## [What to do]
Quote every line below exactly as it reads.

━━━━━━━━━━

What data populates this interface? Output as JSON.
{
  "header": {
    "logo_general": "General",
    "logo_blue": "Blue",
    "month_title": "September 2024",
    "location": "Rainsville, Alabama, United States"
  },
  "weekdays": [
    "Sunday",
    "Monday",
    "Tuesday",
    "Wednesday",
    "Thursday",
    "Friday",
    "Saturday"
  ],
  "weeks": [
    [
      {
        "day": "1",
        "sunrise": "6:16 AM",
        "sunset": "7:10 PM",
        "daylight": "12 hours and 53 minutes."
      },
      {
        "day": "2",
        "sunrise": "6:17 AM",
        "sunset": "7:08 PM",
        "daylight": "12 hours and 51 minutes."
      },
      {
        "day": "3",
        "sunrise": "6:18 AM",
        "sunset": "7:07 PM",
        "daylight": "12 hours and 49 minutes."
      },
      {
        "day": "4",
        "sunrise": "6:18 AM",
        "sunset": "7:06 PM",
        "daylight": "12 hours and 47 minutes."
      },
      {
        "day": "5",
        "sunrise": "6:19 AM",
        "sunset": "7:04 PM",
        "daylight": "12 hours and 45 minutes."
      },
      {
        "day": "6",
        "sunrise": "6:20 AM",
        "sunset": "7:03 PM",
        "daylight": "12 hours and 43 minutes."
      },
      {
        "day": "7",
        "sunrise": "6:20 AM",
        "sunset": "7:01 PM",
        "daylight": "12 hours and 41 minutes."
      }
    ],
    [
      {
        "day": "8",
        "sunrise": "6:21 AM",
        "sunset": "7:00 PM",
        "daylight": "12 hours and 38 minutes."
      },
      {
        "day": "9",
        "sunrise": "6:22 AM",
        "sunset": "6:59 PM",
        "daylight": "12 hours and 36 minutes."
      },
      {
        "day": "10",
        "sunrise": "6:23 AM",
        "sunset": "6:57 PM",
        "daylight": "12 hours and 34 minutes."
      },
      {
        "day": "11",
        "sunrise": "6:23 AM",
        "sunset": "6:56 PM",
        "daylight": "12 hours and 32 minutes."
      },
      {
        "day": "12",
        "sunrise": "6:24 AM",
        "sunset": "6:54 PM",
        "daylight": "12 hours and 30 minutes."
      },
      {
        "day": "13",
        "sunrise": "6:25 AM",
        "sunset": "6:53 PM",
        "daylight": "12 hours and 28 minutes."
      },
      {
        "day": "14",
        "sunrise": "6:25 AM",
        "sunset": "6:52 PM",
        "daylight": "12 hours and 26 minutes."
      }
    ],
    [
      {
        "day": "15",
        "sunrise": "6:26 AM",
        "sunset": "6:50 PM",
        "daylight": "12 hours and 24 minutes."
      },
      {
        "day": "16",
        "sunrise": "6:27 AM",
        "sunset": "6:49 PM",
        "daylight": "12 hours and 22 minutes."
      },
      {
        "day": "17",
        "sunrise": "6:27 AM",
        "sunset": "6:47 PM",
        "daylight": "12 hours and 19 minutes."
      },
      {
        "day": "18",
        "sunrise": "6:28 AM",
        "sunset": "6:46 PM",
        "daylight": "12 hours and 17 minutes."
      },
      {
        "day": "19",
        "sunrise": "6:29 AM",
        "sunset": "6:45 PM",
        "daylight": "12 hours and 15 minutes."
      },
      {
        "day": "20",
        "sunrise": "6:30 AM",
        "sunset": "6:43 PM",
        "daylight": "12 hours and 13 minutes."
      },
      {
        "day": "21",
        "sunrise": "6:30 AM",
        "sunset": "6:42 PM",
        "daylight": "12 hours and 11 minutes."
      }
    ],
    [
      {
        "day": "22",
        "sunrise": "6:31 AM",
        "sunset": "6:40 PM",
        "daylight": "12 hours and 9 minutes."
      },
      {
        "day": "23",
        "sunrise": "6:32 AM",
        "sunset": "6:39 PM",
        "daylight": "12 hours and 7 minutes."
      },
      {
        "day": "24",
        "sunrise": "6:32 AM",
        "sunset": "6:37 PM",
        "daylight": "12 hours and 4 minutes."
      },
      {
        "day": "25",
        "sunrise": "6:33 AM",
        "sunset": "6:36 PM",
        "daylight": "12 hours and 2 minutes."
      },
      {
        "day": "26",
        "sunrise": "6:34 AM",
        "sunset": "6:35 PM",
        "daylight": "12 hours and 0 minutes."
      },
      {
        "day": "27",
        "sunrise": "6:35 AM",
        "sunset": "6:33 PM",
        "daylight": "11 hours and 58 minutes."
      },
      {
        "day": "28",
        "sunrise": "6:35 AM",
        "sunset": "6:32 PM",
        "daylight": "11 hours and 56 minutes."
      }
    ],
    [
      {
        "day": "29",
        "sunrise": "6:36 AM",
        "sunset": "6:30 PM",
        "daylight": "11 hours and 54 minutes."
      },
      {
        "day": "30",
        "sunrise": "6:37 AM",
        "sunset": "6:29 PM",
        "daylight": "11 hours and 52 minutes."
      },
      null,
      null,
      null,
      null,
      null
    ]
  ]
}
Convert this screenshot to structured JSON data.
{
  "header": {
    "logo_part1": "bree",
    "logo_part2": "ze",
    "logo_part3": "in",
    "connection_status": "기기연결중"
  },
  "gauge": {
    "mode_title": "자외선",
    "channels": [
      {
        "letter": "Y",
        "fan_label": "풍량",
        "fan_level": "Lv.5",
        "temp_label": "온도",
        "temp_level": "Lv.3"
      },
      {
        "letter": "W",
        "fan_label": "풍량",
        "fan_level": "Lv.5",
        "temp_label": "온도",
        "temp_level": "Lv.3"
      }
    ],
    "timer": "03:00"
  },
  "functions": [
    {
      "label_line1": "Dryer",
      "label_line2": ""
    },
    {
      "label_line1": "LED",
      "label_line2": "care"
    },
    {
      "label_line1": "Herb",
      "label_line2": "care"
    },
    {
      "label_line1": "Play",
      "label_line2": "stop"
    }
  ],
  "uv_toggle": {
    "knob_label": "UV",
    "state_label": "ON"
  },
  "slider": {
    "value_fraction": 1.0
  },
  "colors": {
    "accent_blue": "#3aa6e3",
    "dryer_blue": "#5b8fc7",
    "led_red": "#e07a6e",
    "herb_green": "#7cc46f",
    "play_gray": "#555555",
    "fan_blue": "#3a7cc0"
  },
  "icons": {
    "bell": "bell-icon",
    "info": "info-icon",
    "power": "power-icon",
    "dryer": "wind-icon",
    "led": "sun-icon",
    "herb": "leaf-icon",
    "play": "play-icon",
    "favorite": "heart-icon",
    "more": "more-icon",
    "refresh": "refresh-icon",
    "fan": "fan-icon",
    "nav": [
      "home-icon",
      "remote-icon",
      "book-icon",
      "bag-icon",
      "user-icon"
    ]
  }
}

━━━━━━━━━━

## [Problem solution]
What data populates this interface? Output as JSON.
{
  "header": {
    "logo_general": "General",
    "logo_blue": "Blue",
    "month_title": "September 2024",
    "location": "Rainsville, Alabama, United States"
  },
  "weekdays": [
    "Sunday",
    "Monday",
    "Tuesday",
    "Wednesday",
    "Thursday",
    "Friday",
    "Saturday"
  ],
  "weeks": [
    [
      {
        "day": "1",
        "sunrise": "6:16 AM",
        "sunset": "7:10 PM",
        "daylight": "12 hours and 53 minutes."
      },
      {
        "day": "2",
        "sunrise": "6:17 AM",
        "sunset": "7:08 PM",
        "daylight": "12 hours and 51 minutes."
      },
      {
        "day": "3",
        "sunrise": "6:18 AM",
        "sunset": "7:07 PM",
        "daylight": "12 hours and 49 minutes."
      },
      {
        "day": "4",
        "sunrise": "6:18 AM",
        "sunset": "7:06 PM",
        "daylight": "12 hours and 47 minutes."
      },
      {
        "day": "5",
        "sunrise": "6:19 AM",
        "sunset": "7:04 PM",
        "daylight": "12 hours and 45 minutes."
      },
      {
        "day": "6",
        "sunrise": "6:20 AM",
        "sunset": "7:03 PM",
        "daylight": "12 hours and 43 minutes."
      },
      {
        "day": "7",
        "sunrise": "6:20 AM",
        "sunset": "7:01 PM",
        "daylight": "12 hours and 41 minutes."
      }
    ],
    [
      {
        "day": "8",
        "sunrise": "6:21 AM",
        "sunset": "7:00 PM",
        "daylight": "12 hours and 38 minutes."
      },
      {
        "day": "9",
        "sunrise": "6:22 AM",
        "sunset": "6:59 PM",
        "daylight": "12 hours and 36 minutes."
      },
      {
        "day": "10",
        "sunrise": "6:23 AM",
        "sunset": "6:57 PM",
        "daylight": "12 hours and 34 minutes."
      },
      {
        "day": "11",
        "sunrise": "6:23 AM",
        "sunset": "6:56 PM",
        "daylight": "12 hours and 32 minutes."
      },
      {
        "day": "12",
        "sunrise": "6:24 AM",
        "sunset": "6:54 PM",
        "daylight": "12 hours and 30 minutes."
      },
      {
        "day": "13",
        "sunrise": "6:25 AM",
        "sunset": "6:53 PM",
        "daylight": "12 hours and 28 minutes."
      },
      {
        "day": "14",
        "sunrise": "6:25 AM",
        "sunset": "6:52 PM",
        "daylight": "12 hours and 26 minutes."
      }
    ],
    [
      {
        "day": "15",
        "sunrise": "6:26 AM",
        "sunset": "6:50 PM",
        "daylight": "12 hours and 24 minutes."
      },
      {
        "day": "16",
        "sunrise": "6:27 AM",
        "sunset": "6:49 PM",
        "daylight": "12 hours and 22 minutes."
      },
      {
        "day": "17",
        "sunrise": "6:27 AM",
        "sunset": "6:47 PM",
        "daylight": "12 hours and 19 minutes."
      },
      {
        "day": "18",
        "sunrise": "6:28 AM",
        "sunset": "6:46 PM",
        "daylight": "12 hours and 17 minutes."
      },
      {
        "day": "19",
        "sunrise": "6:29 AM",
        "sunset": "6:45 PM",
        "daylight": "12 hours and 15 minutes."
      },
      {
        "day": "20",
        "sunrise": "6:30 AM",
        "sunset": "6:43 PM",
        "daylight": "12 hours and 13 minutes."
      },
      {
        "day": "21",
        "sunrise": "6:30 AM",
        "sunset": "6:42 PM",
        "daylight": "12 hours and 11 minutes."
      }
    ],
    [
      {
        "day": "22",
        "sunrise": "6:31 AM",
        "sunset": "6:40 PM",
        "daylight": "12 hours and 9 minutes."
      },
      {
        "day": "23",
        "sunrise": "6:32 AM",
        "sunset": "6:39 PM",
        "daylight": "12 hours and 7 minutes."
      },
      {
        "day": "24",
        "sunrise": "6:32 AM",
        "sunset": "6:37 PM",
        "daylight": "12 hours and 4 minutes."
      },
      {
        "day": "25",
        "sunrise": "6:33 AM",
        "sunset": "6:36 PM",
        "daylight": "12 hours and 2 minutes."
      },
      {
        "day": "26",
        "sunrise": "6:34 AM",
        "sunset": "6:35 PM",
        "daylight": "12 hours and 0 minutes."
      },
      {
        "day": "27",
        "sunrise": "6:35 AM",
        "sunset": "6:33 PM",
        "daylight": "11 hours and 58 minutes."
      },
      {
        "day": "28",
        "sunrise": "6:35 AM",
        "sunset": "6:32 PM",
        "daylight": "11 hours and 56 minutes."
      }
    ],
    [
      {
        "day": "29",
        "sunrise": "6:36 AM",
        "sunset": "6:30 PM",
        "daylight": "11 hours and 54 minutes."
      },
      {
        "day": "30",
        "sunrise": "6:37 AM",
        "sunset": "6:29 PM",
        "daylight": "11 hours and 52 minutes."
      },
      null,
      null,
      null,
      null,
      null
    ]
  ]
}
Convert this screenshot to structured JSON data.
{
  "header": {
    "logo_part1": "bree",
    "logo_part2": "ze",
    "logo_part3": "in",
    "connection_status": "기기연결중"
  },
  "gauge": {
    "mode_title": "자외선",
    "channels": [
      {
        "letter": "Y",
        "fan_label": "풍량",
        "fan_level": "Lv.5",
        "temp_label": "온도",
        "temp_level": "Lv.3"
      },
      {
        "letter": "W",
        "fan_label": "풍량",
        "fan_level": "Lv.5",
        "temp_label": "온도",
        "temp_level": "Lv.3"
      }
    ],
    "timer": "03:00"
  },
  "functions": [
    {
      "label_line1": "Dryer",
      "label_line2": ""
    },
    {
      "label_line1": "LED",
      "label_line2": "care"
    },
    {
      "label_line1": "Herb",
      "label_line2": "care"
    },
    {
      "label_line1": "Play",
      "label_line2": "stop"
    }
  ],
  "uv_toggle": {
    "knob_label": "UV",
    "state_label": "ON"
  },
  "slider": {
    "value_fraction": 1.0
  },
  "colors": {
    "accent_blue": "#3aa6e3",
    "dryer_blue": "#5b8fc7",
    "led_red": "#e07a6e",
    "herb_green": "#7cc46f",
    "play_gray": "#555555",
    "fan_blue": "#3a7cc0"
  },
  "icons": {
    "bell": "bell-icon",
    "info": "info-icon",
    "power": "power-icon",
    "dryer": "wind-icon",
    "led": "sun-icon",
    "herb": "leaf-icon",
    "play": "play-icon",
    "favorite": "heart-icon",
    "more": "more-icon",
    "refresh": "refresh-icon",
    "fan": "fan-icon",
    "nav": [
      "home-icon",
      "remote-icon",
      "book-icon",
      "bag-icon",
      "user-icon"
    ]
  }
}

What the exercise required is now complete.